(Data entries)
******************************

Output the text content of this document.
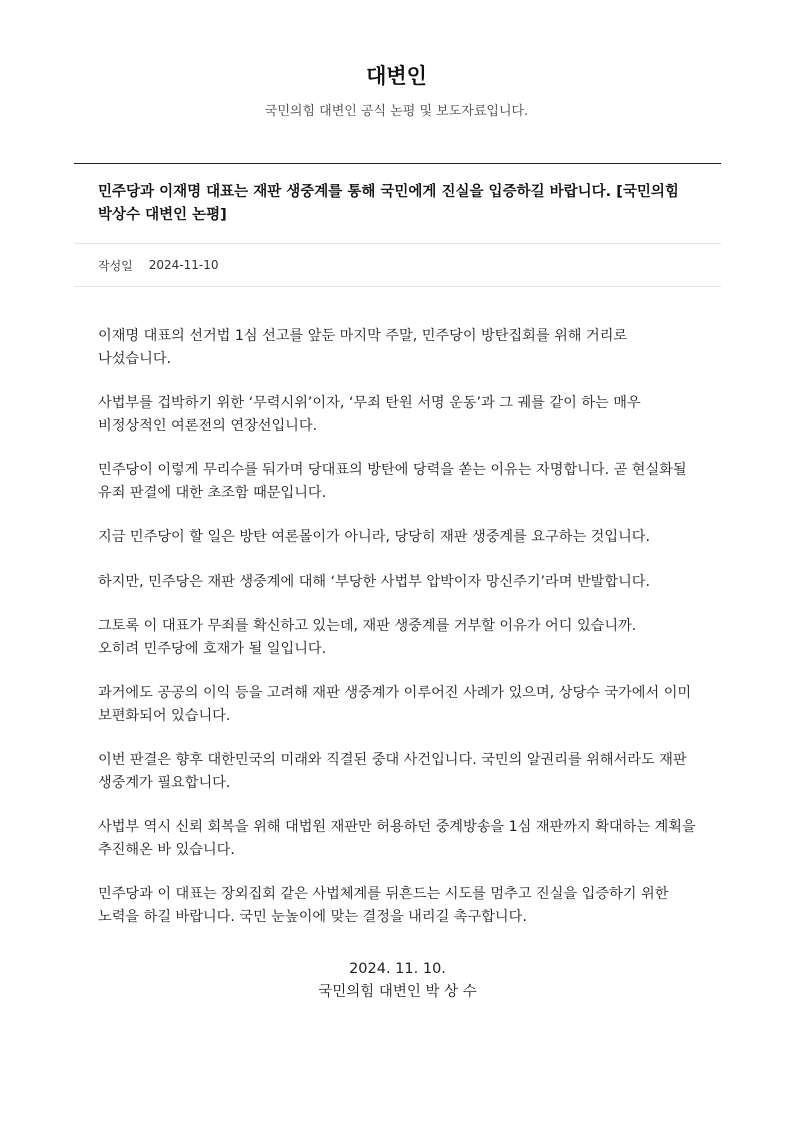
대변인
국민의힘 대변인 공식 논평 및 보도자료입니다.
민주당과 이재명 대표는 재판 생중계를 통해 국민에게 진실을 입증하길 바랍니다. [국민의힘 박상수 대변인 논평]
작성일 2024-11-10

이재명 대표의 선거법 1심 선고를 앞둔 마지막 주말, 민주당이 방탄집회를 위해 거리로 나섰습니다.

사법부를 겁박하기 위한 ‘무력시위’이자, ‘무죄 탄원 서명 운동’과 그 궤를 같이 하는 매우 비정상적인 여론전의 연장선입니다.

민주당이 이렇게 무리수를 둬가며 당대표의 방탄에 당력을 쏟는 이유는 자명합니다. 곧 현실화될 유죄 판결에 대한 초조함 때문입니다.

지금 민주당이 할 일은 방탄 여론몰이가 아니라, 당당히 재판 생중계를 요구하는 것입니다.

하지만, 민주당은 재판 생중계에 대해 ‘부당한 사법부 압박이자 망신주기’라며 반발합니다.

그토록 이 대표가 무죄를 확신하고 있는데, 재판 생중계를 거부할 이유가 어디 있습니까.
오히려 민주당에 호재가 될 일입니다.

과거에도 공공의 이익 등을 고려해 재판 생중계가 이루어진 사례가 있으며, 상당수 국가에서 이미 보편화되어 있습니다.

이번 판결은 향후 대한민국의 미래와 직결된 중대 사건입니다. 국민의 알권리를 위해서라도 재판 생중계가 필요합니다.

사법부 역시 신뢰 회복을 위해 대법원 재판만 허용하던 중계방송을 1심 재판까지 확대하는 계획을 추진해온 바 있습니다.

민주당과 이 대표는 장외집회 같은 사법체계를 뒤흔드는 시도를 멈추고 진실을 입증하기 위한 노력을 하길 바랍니다. 국민 눈높이에 맞는 결정을 내리길 촉구합니다.

2024. 11. 10.
국민의힘 대변인 박 상 수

******************************

→ Problem:
Filter out all lines lacking the word "바랍니다" and copy the rest.

→ Solution for this problem:
민주당과 이재명 대표는 재판 생중계를 통해 국민에게 진실을 입증하길 바랍니다. [국민의힘 박상수 대변인 논평]
민주당과 이 대표는 장외집회 같은 사법체계를 뒤흔드는 시도를 멈추고 진실을 입증하기 위한 노력을 하길 바랍니다. 국민 눈높이에 맞는 결정을 내리길 촉구합니다.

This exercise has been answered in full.